» YOUR TASK
What is needed is an exact repeat of the lines from the line containing "Give me the" through the final line of the entries below, and nothing else.

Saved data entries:

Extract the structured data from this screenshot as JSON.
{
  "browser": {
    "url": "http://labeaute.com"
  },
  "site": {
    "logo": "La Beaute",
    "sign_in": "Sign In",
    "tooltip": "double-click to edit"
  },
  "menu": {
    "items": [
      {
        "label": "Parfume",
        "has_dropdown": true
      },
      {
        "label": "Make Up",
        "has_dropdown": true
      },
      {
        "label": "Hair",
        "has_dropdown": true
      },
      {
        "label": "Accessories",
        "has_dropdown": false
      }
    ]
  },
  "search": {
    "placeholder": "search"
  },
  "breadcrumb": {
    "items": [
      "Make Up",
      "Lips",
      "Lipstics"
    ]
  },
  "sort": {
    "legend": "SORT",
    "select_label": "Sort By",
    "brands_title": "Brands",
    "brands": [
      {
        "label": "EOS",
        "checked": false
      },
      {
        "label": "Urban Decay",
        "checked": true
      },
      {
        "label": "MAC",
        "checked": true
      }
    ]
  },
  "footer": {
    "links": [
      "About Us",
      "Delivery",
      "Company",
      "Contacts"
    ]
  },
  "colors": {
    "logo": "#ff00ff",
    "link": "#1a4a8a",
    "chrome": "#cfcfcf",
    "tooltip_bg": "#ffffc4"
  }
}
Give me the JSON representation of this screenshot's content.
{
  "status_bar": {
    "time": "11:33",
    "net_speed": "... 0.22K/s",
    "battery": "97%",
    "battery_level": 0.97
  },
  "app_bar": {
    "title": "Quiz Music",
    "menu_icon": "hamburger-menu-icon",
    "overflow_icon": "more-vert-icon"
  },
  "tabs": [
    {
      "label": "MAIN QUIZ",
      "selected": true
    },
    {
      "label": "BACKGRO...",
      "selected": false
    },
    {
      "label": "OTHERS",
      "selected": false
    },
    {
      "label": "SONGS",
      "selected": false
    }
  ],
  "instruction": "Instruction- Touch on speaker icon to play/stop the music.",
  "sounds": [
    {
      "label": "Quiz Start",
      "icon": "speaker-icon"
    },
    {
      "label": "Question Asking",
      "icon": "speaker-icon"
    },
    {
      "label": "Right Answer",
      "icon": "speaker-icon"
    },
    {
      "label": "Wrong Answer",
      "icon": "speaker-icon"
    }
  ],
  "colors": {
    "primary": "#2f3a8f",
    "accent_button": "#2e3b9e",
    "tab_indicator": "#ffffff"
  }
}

» RESULT FOR THIS EXERCISE
Give me the JSON representation of this screenshot's content.
{
  "status_bar": {
    "time": "11:33",
    "net_speed": "... 0.22K/s",
    "battery": "97%",
    "battery_level": 0.97
  },
  "app_bar": {
    "title": "Quiz Music",
    "menu_icon": "hamburger-menu-icon",
    "overflow_icon": "more-vert-icon"
  },
  "tabs": [
    {
      "label": "MAIN QUIZ",
      "selected": true
    },
    {
      "label": "BACKGRO...",
      "selected": false
    },
    {
      "label": "OTHERS",
      "selected": false
    },
    {
      "label": "SONGS",
      "selected": false
    }
  ],
  "instruction": "Instruction- Touch on speaker icon to play/stop the music.",
  "sounds": [
    {
      "label": "Quiz Start",
      "icon": "speaker-icon"
    },
    {
      "label": "Question Asking",
      "icon": "speaker-icon"
    },
    {
      "label": "Right Answer",
      "icon": "speaker-icon"
    },
    {
      "label": "Wrong Answer",
      "icon": "speaker-icon"
    }
  ],
  "colors": {
    "primary": "#2f3a8f",
    "accent_button": "#2e3b9e",
    "tab_indicator": "#ffffff"
  }
}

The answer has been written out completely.